● DIRECTIONS
Work through the data line by line, gathering every line that has the word "caption".

● EXERCISE INPUTS
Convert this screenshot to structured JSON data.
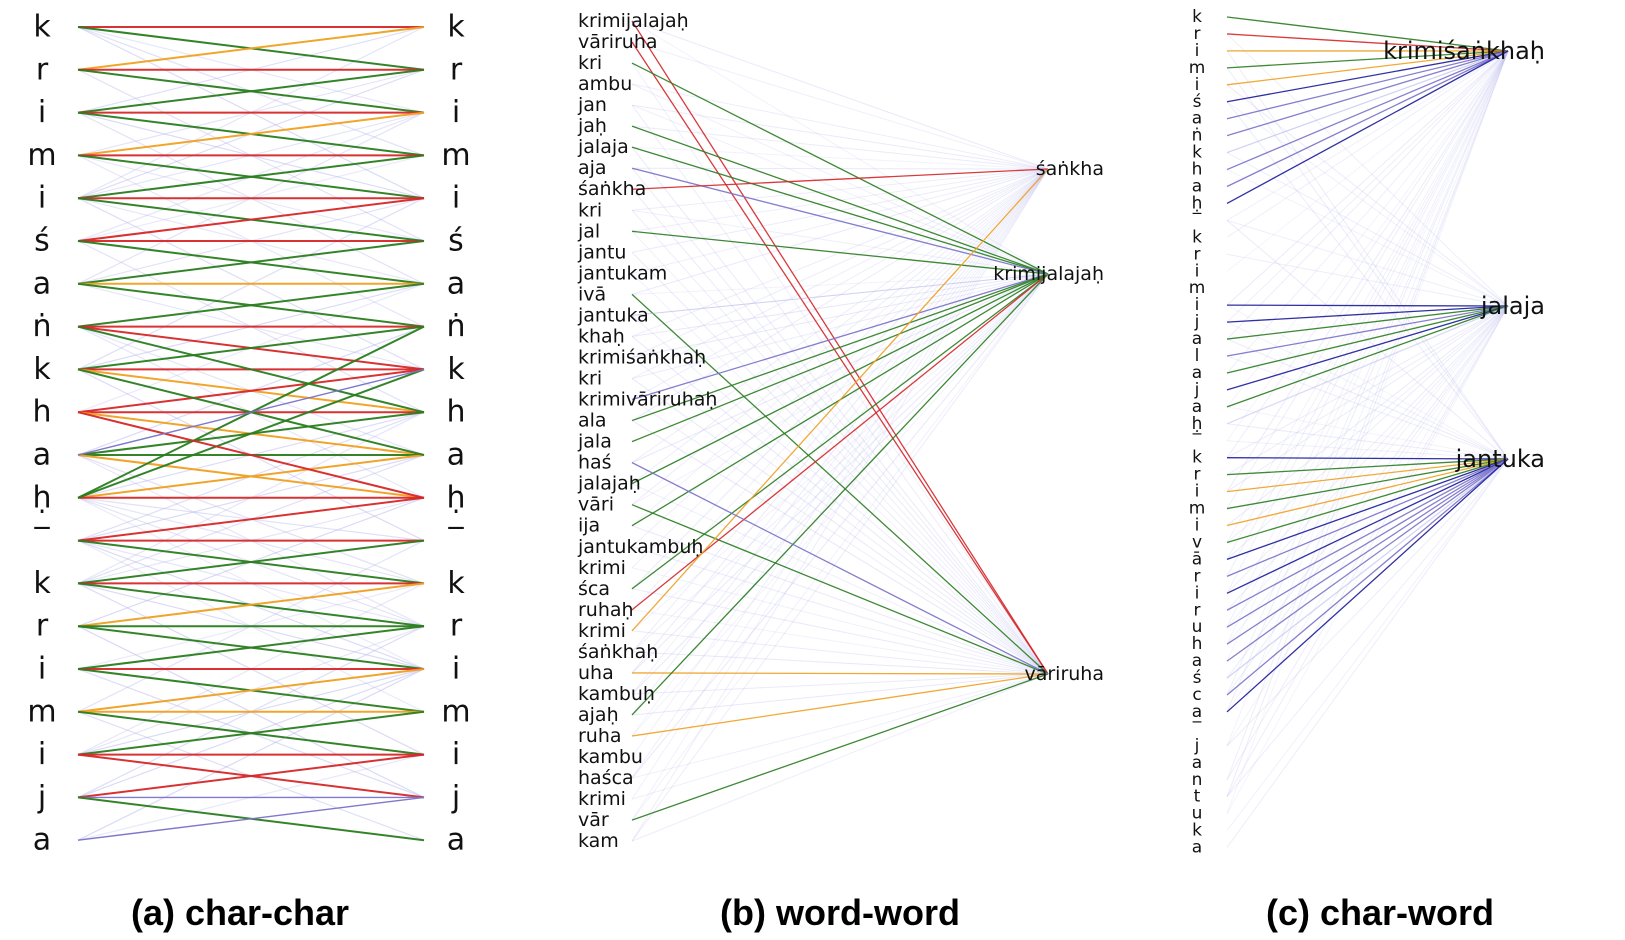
{
  "colors": {
    "red": "#d62728",
    "green": "#2a7d1f",
    "orange": "#f0a020",
    "blue": "#1a1a9a",
    "purple": "#7a72c8",
    "faint": "#b8b8ee",
    "magenta": "#e020d0",
    "label_red": "#d00000"
  },
  "panel_a": {
    "caption": "(a) char-char",
    "chars": [
      "k",
      "r",
      "i",
      "m",
      "i",
      "ś",
      "a",
      "ṅ",
      "k",
      "h",
      "a",
      "ḥ",
      "_",
      "k",
      "r",
      "i",
      "m",
      "i",
      "j",
      "a"
    ],
    "edges": [
      [
        0,
        0,
        "red"
      ],
      [
        0,
        1,
        "green"
      ],
      [
        1,
        0,
        "orange"
      ],
      [
        1,
        1,
        "red"
      ],
      [
        1,
        2,
        "green"
      ],
      [
        2,
        1,
        "green"
      ],
      [
        2,
        2,
        "red"
      ],
      [
        2,
        3,
        "green"
      ],
      [
        3,
        2,
        "orange"
      ],
      [
        3,
        3,
        "red"
      ],
      [
        3,
        4,
        "green"
      ],
      [
        4,
        3,
        "green"
      ],
      [
        4,
        4,
        "red"
      ],
      [
        4,
        5,
        "green"
      ],
      [
        5,
        4,
        "red"
      ],
      [
        5,
        5,
        "red"
      ],
      [
        5,
        6,
        "green"
      ],
      [
        6,
        5,
        "green"
      ],
      [
        6,
        6,
        "orange"
      ],
      [
        6,
        7,
        "green"
      ],
      [
        7,
        6,
        "green"
      ],
      [
        7,
        7,
        "red"
      ],
      [
        7,
        8,
        "red"
      ],
      [
        8,
        7,
        "green"
      ],
      [
        8,
        8,
        "red"
      ],
      [
        8,
        9,
        "orange"
      ],
      [
        9,
        8,
        "red"
      ],
      [
        9,
        9,
        "red"
      ],
      [
        9,
        10,
        "orange"
      ],
      [
        10,
        9,
        "green"
      ],
      [
        10,
        10,
        "green"
      ],
      [
        10,
        11,
        "orange"
      ],
      [
        11,
        10,
        "orange"
      ],
      [
        11,
        11,
        "red"
      ],
      [
        11,
        7,
        "green"
      ],
      [
        11,
        8,
        "green"
      ],
      [
        12,
        11,
        "red"
      ],
      [
        12,
        12,
        "red"
      ],
      [
        12,
        13,
        "green"
      ],
      [
        13,
        12,
        "green"
      ],
      [
        13,
        13,
        "red"
      ],
      [
        13,
        14,
        "green"
      ],
      [
        14,
        13,
        "orange"
      ],
      [
        14,
        14,
        "green"
      ],
      [
        14,
        15,
        "green"
      ],
      [
        15,
        14,
        "green"
      ],
      [
        15,
        15,
        "red"
      ],
      [
        15,
        16,
        "green"
      ],
      [
        16,
        15,
        "orange"
      ],
      [
        16,
        16,
        "orange"
      ],
      [
        16,
        17,
        "green"
      ],
      [
        17,
        16,
        "green"
      ],
      [
        17,
        17,
        "red"
      ],
      [
        17,
        18,
        "red"
      ],
      [
        18,
        17,
        "red"
      ],
      [
        18,
        18,
        "purple"
      ],
      [
        18,
        19,
        "green"
      ],
      [
        19,
        18,
        "purple"
      ],
      [
        7,
        9,
        "green"
      ],
      [
        8,
        10,
        "green"
      ],
      [
        9,
        11,
        "red"
      ],
      [
        10,
        8,
        "purple"
      ]
    ]
  },
  "panel_b": {
    "caption": "(b) word-word",
    "left_words": [
      "krimijalajaḥ",
      "vāriruha",
      "kri",
      "ambu",
      "jan",
      "jaḥ",
      "jalaja",
      "aja",
      "śaṅkha",
      "kri",
      "jal",
      "jantu",
      "jantukam",
      "ivā",
      "jantuka",
      "khaḥ",
      "krimiśaṅkhaḥ",
      "kri",
      "krimivāriruhaḥ",
      "ala",
      "jala",
      "haś",
      "jalajaḥ",
      "vāri",
      "ija",
      "jantukambuḥ",
      "krimi",
      "śca",
      "ruhaḥ",
      "krimi",
      "śaṅkhaḥ",
      "uha",
      "kambuḥ",
      "ajaḥ",
      "ruha",
      "kambu",
      "haśca",
      "krimi",
      "vār",
      "kam"
    ],
    "right_words": [
      "śaṅkha",
      "krimijalajaḥ",
      "vāriruha"
    ],
    "edges": [
      [
        0,
        2,
        "red"
      ],
      [
        1,
        2,
        "red"
      ],
      [
        2,
        1,
        "green"
      ],
      [
        5,
        1,
        "green"
      ],
      [
        6,
        1,
        "green"
      ],
      [
        7,
        1,
        "purple"
      ],
      [
        8,
        0,
        "red"
      ],
      [
        10,
        1,
        "green"
      ],
      [
        13,
        2,
        "green"
      ],
      [
        18,
        1,
        "purple"
      ],
      [
        19,
        1,
        "green"
      ],
      [
        20,
        1,
        "green"
      ],
      [
        22,
        1,
        "green"
      ],
      [
        23,
        2,
        "green"
      ],
      [
        24,
        1,
        "green"
      ],
      [
        27,
        1,
        "green"
      ],
      [
        28,
        1,
        "red"
      ],
      [
        29,
        0,
        "orange"
      ],
      [
        31,
        2,
        "orange"
      ],
      [
        33,
        1,
        "green"
      ],
      [
        34,
        2,
        "orange"
      ],
      [
        38,
        2,
        "green"
      ],
      [
        21,
        2,
        "purple"
      ],
      [
        14,
        1,
        "faint"
      ]
    ]
  },
  "panel_c": {
    "caption": "(c) char-word",
    "chars": [
      "k",
      "r",
      "i",
      "m",
      "i",
      "ś",
      "a",
      "ṅ",
      "k",
      "h",
      "a",
      "ḥ",
      "_",
      "k",
      "r",
      "i",
      "m",
      "i",
      "j",
      "a",
      "l",
      "a",
      "j",
      "a",
      "ḥ",
      "_",
      "k",
      "r",
      "i",
      "m",
      "i",
      "v",
      "ā",
      "r",
      "i",
      "r",
      "u",
      "h",
      "a",
      "ś",
      "c",
      "a",
      "_",
      "j",
      "a",
      "n",
      "t",
      "u",
      "k",
      "a"
    ],
    "targets": [
      {
        "label": "krimiśaṅkhaḥ",
        "color": "magenta"
      },
      {
        "label": "jalaja",
        "color": "label_black"
      },
      {
        "label": "jantuka",
        "color": "label_red"
      }
    ],
    "edges": [
      [
        0,
        0,
        "green"
      ],
      [
        1,
        0,
        "red"
      ],
      [
        2,
        0,
        "orange"
      ],
      [
        3,
        0,
        "green"
      ],
      [
        4,
        0,
        "orange"
      ],
      [
        5,
        0,
        "blue"
      ],
      [
        6,
        0,
        "purple"
      ],
      [
        7,
        0,
        "purple"
      ],
      [
        8,
        0,
        "faint"
      ],
      [
        9,
        0,
        "purple"
      ],
      [
        10,
        0,
        "purple"
      ],
      [
        11,
        0,
        "blue"
      ],
      [
        17,
        1,
        "blue"
      ],
      [
        18,
        1,
        "blue"
      ],
      [
        19,
        1,
        "green"
      ],
      [
        20,
        1,
        "purple"
      ],
      [
        21,
        1,
        "green"
      ],
      [
        22,
        1,
        "blue"
      ],
      [
        23,
        1,
        "green"
      ],
      [
        24,
        1,
        "faint"
      ],
      [
        26,
        2,
        "blue"
      ],
      [
        27,
        2,
        "green"
      ],
      [
        28,
        2,
        "orange"
      ],
      [
        29,
        2,
        "green"
      ],
      [
        30,
        2,
        "orange"
      ],
      [
        31,
        2,
        "green"
      ],
      [
        32,
        2,
        "blue"
      ],
      [
        33,
        2,
        "purple"
      ],
      [
        34,
        2,
        "blue"
      ],
      [
        35,
        2,
        "purple"
      ],
      [
        36,
        2,
        "purple"
      ],
      [
        37,
        2,
        "purple"
      ],
      [
        38,
        2,
        "purple"
      ],
      [
        39,
        2,
        "faint"
      ],
      [
        40,
        2,
        "purple"
      ],
      [
        41,
        2,
        "blue"
      ]
    ]
  }
}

● WORKED ANSWER
    "caption": "(a) char-char",
    "caption": "(b) word-word",
    "caption": "(c) char-word",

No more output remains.